= Description of the task =
Find each line with "ylabel" and copy it.

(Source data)
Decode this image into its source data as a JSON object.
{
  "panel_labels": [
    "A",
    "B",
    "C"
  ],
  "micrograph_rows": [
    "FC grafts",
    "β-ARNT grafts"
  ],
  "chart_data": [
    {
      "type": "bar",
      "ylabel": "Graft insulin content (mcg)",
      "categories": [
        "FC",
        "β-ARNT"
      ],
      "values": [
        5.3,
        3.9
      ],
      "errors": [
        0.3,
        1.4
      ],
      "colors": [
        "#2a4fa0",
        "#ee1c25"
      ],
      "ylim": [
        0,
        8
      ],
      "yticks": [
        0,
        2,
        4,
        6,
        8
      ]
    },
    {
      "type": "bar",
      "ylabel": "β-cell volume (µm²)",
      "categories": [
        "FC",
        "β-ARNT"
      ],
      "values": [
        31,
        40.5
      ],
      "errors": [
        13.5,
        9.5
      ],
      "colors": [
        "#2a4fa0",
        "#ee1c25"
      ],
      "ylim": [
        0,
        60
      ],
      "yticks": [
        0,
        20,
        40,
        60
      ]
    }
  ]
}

---

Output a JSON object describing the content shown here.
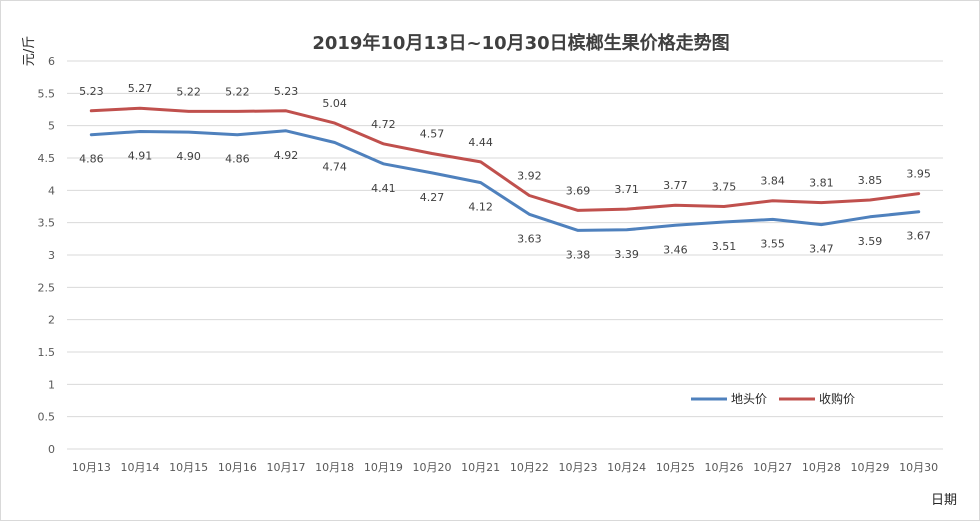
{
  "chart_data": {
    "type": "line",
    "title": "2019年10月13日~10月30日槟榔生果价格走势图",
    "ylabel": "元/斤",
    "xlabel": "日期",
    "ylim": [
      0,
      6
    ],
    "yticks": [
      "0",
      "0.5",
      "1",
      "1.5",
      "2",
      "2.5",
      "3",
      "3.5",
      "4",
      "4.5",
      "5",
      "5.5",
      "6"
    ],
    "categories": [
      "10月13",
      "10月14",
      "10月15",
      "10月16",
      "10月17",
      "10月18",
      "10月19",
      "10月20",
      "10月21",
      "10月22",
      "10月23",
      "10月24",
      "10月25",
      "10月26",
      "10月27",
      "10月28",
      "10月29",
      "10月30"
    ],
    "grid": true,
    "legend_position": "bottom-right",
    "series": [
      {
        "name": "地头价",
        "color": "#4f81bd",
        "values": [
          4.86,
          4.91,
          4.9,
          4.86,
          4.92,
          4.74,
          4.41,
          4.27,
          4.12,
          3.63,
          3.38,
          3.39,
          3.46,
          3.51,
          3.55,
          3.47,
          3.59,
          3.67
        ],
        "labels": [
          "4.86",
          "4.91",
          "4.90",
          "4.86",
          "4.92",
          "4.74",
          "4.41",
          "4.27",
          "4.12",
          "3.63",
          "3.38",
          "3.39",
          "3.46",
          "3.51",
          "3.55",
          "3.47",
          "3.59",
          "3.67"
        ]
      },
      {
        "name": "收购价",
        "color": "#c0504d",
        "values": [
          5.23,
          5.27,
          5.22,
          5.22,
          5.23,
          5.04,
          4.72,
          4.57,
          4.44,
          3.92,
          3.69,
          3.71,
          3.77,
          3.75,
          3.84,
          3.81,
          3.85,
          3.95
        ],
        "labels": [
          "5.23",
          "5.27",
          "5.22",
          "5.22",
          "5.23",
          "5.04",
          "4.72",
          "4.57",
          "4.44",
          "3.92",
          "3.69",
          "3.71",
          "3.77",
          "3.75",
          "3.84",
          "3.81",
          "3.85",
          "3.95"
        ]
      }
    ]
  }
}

= Answer to the task =
      "ylabel": "Graft insulin content (mcg)",
      "ylabel": "β-cell volume (µm²)",
    "ylabel": "元/斤",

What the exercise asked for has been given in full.